Records from a data collection:
· · · · ·

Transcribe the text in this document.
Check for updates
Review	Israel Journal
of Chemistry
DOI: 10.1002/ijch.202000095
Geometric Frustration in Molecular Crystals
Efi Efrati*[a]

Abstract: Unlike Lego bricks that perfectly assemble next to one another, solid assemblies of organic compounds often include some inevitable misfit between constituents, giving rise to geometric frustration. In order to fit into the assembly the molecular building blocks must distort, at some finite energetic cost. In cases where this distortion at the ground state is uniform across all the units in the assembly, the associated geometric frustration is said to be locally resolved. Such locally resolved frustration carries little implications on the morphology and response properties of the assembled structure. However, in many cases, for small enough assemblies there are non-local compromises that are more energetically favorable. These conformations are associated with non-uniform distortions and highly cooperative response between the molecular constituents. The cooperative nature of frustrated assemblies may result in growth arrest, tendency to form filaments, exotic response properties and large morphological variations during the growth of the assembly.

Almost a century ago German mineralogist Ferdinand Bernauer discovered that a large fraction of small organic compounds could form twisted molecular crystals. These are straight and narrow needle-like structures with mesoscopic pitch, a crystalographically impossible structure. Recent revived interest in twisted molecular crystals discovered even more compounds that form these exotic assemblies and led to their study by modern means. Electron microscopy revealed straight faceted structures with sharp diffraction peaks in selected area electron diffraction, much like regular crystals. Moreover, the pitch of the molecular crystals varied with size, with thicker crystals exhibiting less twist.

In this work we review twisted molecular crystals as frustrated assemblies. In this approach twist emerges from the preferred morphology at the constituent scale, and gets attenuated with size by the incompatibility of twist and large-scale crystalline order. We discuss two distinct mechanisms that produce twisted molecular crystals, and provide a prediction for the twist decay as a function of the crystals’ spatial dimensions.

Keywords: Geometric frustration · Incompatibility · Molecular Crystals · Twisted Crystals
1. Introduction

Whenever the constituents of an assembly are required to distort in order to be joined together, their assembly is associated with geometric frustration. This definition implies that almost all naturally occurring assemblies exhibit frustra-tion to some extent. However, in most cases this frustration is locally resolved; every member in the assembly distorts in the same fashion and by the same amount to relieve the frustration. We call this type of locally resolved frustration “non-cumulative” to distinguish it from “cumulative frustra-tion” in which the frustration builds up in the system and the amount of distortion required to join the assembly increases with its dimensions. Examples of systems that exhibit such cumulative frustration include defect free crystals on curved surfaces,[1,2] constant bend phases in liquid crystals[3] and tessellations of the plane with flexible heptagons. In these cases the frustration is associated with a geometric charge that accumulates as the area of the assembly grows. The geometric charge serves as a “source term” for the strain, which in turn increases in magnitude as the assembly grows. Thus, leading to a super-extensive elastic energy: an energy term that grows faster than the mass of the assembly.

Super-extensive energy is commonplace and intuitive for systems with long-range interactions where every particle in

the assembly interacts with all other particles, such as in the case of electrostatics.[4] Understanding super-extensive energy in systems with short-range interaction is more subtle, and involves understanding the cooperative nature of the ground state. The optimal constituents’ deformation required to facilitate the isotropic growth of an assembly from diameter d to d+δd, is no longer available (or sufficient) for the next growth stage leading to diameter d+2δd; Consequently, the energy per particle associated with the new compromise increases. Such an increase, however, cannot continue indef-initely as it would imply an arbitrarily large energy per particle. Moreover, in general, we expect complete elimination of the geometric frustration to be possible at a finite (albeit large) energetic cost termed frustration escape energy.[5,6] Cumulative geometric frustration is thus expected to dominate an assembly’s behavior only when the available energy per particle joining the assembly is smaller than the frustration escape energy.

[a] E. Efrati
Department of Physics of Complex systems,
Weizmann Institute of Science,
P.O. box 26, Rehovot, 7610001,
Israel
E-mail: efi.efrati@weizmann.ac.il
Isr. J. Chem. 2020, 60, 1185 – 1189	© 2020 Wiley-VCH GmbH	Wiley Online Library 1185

· · · · ·

All of the records must be retyped exactly as they are.

RESULT OF THE TASK:
Transcribe the text in this document.
Check for updates
Review	Israel Journal
of Chemistry
DOI: 10.1002/ijch.202000095
Geometric Frustration in Molecular Crystals
Efi Efrati*[a]

Abstract: Unlike Lego bricks that perfectly assemble next to one another, solid assemblies of organic compounds often include some inevitable misfit between constituents, giving rise to geometric frustration. In order to fit into the assembly the molecular building blocks must distort, at some finite energetic cost. In cases where this distortion at the ground state is uniform across all the units in the assembly, the associated geometric frustration is said to be locally resolved. Such locally resolved frustration carries little implications on the morphology and response properties of the assembled structure. However, in many cases, for small enough assemblies there are non-local compromises that are more energetically favorable. These conformations are associated with non-uniform distortions and highly cooperative response between the molecular constituents. The cooperative nature of frustrated assemblies may result in growth arrest, tendency to form filaments, exotic response properties and large morphological variations during the growth of the assembly.

Almost a century ago German mineralogist Ferdinand Bernauer discovered that a large fraction of small organic compounds could form twisted molecular crystals. These are straight and narrow needle-like structures with mesoscopic pitch, a crystalographically impossible structure. Recent revived interest in twisted molecular crystals discovered even more compounds that form these exotic assemblies and led to their study by modern means. Electron microscopy revealed straight faceted structures with sharp diffraction peaks in selected area electron diffraction, much like regular crystals. Moreover, the pitch of the molecular crystals varied with size, with thicker crystals exhibiting less twist.

In this work we review twisted molecular crystals as frustrated assemblies. In this approach twist emerges from the preferred morphology at the constituent scale, and gets attenuated with size by the incompatibility of twist and large-scale crystalline order. We discuss two distinct mechanisms that produce twisted molecular crystals, and provide a prediction for the twist decay as a function of the crystals’ spatial dimensions.

Keywords: Geometric frustration · Incompatibility · Molecular Crystals · Twisted Crystals
1. Introduction

Whenever the constituents of an assembly are required to distort in order to be joined together, their assembly is associated with geometric frustration. This definition implies that almost all naturally occurring assemblies exhibit frustra-tion to some extent. However, in most cases this frustration is locally resolved; every member in the assembly distorts in the same fashion and by the same amount to relieve the frustration. We call this type of locally resolved frustration “non-cumulative” to distinguish it from “cumulative frustra-tion” in which the frustration builds up in the system and the amount of distortion required to join the assembly increases with its dimensions. Examples of systems that exhibit such cumulative frustration include defect free crystals on curved surfaces,[1,2] constant bend phases in liquid crystals[3] and tessellations of the plane with flexible heptagons. In these cases the frustration is associated with a geometric charge that accumulates as the area of the assembly grows. The geometric charge serves as a “source term” for the strain, which in turn increases in magnitude as the assembly grows. Thus, leading to a super-extensive elastic energy: an energy term that grows faster than the mass of the assembly.

Super-extensive energy is commonplace and intuitive for systems with long-range interactions where every particle in

the assembly interacts with all other particles, such as in the case of electrostatics.[4] Understanding super-extensive energy in systems with short-range interaction is more subtle, and involves understanding the cooperative nature of the ground state. The optimal constituents’ deformation required to facilitate the isotropic growth of an assembly from diameter d to d+δd, is no longer available (or sufficient) for the next growth stage leading to diameter d+2δd; Consequently, the energy per particle associated with the new compromise increases. Such an increase, however, cannot continue indef-initely as it would imply an arbitrarily large energy per particle. Moreover, in general, we expect complete elimination of the geometric frustration to be possible at a finite (albeit large) energetic cost termed frustration escape energy.[5,6] Cumulative geometric frustration is thus expected to dominate an assembly’s behavior only when the available energy per particle joining the assembly is smaller than the frustration escape energy.

[a] E. Efrati
Department of Physics of Complex systems,
Weizmann Institute of Science,
P.O. box 26, Rehovot, 7610001,
Israel
E-mail: efi.efrati@weizmann.ac.il
Isr. J. Chem. 2020, 60, 1185 – 1189	© 2020 Wiley-VCH GmbH	Wiley Online Library 1185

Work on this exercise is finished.